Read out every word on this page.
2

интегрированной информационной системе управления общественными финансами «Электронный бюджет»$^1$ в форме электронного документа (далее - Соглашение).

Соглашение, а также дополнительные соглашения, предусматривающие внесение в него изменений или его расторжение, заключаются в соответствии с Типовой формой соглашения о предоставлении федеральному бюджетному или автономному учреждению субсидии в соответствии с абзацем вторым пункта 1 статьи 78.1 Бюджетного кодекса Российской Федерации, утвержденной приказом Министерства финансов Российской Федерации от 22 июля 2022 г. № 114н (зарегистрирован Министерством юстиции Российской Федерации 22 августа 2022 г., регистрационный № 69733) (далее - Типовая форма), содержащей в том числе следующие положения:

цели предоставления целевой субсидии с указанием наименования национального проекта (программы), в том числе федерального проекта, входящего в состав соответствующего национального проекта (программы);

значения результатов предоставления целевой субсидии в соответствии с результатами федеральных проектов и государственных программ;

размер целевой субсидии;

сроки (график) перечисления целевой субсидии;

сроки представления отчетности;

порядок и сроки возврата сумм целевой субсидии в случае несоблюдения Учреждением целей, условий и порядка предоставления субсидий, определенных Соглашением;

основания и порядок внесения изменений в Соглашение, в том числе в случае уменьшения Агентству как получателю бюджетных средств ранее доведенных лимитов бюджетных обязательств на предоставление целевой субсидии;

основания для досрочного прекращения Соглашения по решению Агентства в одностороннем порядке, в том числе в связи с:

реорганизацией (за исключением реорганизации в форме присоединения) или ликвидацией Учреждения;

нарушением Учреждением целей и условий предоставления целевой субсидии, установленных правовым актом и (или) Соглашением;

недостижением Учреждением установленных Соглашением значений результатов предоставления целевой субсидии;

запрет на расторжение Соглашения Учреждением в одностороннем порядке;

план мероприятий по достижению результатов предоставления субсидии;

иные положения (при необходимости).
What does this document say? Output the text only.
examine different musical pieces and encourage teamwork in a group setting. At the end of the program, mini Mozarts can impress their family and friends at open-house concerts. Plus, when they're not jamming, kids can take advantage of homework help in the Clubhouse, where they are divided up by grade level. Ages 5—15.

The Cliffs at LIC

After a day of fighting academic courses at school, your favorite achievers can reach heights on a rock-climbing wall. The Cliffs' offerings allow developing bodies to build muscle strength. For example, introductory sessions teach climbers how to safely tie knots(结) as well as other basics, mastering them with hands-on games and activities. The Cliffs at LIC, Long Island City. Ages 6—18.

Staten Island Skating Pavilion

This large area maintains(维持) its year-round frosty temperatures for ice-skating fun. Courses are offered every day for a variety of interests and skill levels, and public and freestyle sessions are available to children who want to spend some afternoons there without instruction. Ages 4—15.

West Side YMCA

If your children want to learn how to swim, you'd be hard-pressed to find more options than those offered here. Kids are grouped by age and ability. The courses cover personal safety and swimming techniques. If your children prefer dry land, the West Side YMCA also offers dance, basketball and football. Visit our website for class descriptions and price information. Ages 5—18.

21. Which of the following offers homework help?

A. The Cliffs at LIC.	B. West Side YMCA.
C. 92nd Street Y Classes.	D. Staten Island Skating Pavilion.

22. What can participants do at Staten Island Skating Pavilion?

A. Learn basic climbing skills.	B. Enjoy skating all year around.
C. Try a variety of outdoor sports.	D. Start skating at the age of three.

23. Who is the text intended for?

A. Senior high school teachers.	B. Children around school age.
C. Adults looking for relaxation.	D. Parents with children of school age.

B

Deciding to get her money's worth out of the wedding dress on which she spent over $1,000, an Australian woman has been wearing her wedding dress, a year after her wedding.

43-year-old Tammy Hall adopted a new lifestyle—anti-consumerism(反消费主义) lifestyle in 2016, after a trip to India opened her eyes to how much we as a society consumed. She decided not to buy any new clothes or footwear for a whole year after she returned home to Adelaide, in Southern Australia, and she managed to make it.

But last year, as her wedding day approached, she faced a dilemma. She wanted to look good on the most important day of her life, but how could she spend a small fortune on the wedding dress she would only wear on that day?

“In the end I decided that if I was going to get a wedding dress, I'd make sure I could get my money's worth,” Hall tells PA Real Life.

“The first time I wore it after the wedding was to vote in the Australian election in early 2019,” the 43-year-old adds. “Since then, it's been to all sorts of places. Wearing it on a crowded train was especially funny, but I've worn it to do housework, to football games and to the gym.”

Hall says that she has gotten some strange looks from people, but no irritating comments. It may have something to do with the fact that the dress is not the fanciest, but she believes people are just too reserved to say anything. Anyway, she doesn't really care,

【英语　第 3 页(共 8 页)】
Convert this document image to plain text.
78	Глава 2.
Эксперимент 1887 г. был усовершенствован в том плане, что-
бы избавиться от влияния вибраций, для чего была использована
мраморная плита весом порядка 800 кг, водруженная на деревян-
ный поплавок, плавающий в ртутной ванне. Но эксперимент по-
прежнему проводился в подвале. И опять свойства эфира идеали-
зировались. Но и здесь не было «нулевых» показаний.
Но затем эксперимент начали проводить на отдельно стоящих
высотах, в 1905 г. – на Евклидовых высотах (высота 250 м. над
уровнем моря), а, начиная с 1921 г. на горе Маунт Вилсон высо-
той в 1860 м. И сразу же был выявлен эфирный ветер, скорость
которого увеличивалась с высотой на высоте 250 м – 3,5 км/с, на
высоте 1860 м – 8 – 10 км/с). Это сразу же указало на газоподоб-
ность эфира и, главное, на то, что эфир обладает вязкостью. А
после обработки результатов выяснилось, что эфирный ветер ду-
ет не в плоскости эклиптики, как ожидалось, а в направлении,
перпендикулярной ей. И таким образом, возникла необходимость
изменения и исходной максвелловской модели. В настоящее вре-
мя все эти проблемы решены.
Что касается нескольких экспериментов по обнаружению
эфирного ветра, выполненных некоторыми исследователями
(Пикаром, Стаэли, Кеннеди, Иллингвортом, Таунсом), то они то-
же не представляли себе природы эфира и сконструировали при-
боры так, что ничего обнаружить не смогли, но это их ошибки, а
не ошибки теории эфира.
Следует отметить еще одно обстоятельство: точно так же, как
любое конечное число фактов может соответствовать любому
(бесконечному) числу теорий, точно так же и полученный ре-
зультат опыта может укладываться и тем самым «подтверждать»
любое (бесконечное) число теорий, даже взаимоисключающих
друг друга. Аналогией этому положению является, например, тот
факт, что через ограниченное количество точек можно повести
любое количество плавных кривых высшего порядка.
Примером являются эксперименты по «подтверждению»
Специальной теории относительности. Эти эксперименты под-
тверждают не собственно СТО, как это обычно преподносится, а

--------------------

__Set exercise__. In the lines above, locate the string "любое". Copy every line where it occurs.

__In response__.
любое конечное число фактов может соответствовать любому
любое (бесконечное) число теорий, даже взаимоисключающих
любое количество плавных кривых высшего порядка.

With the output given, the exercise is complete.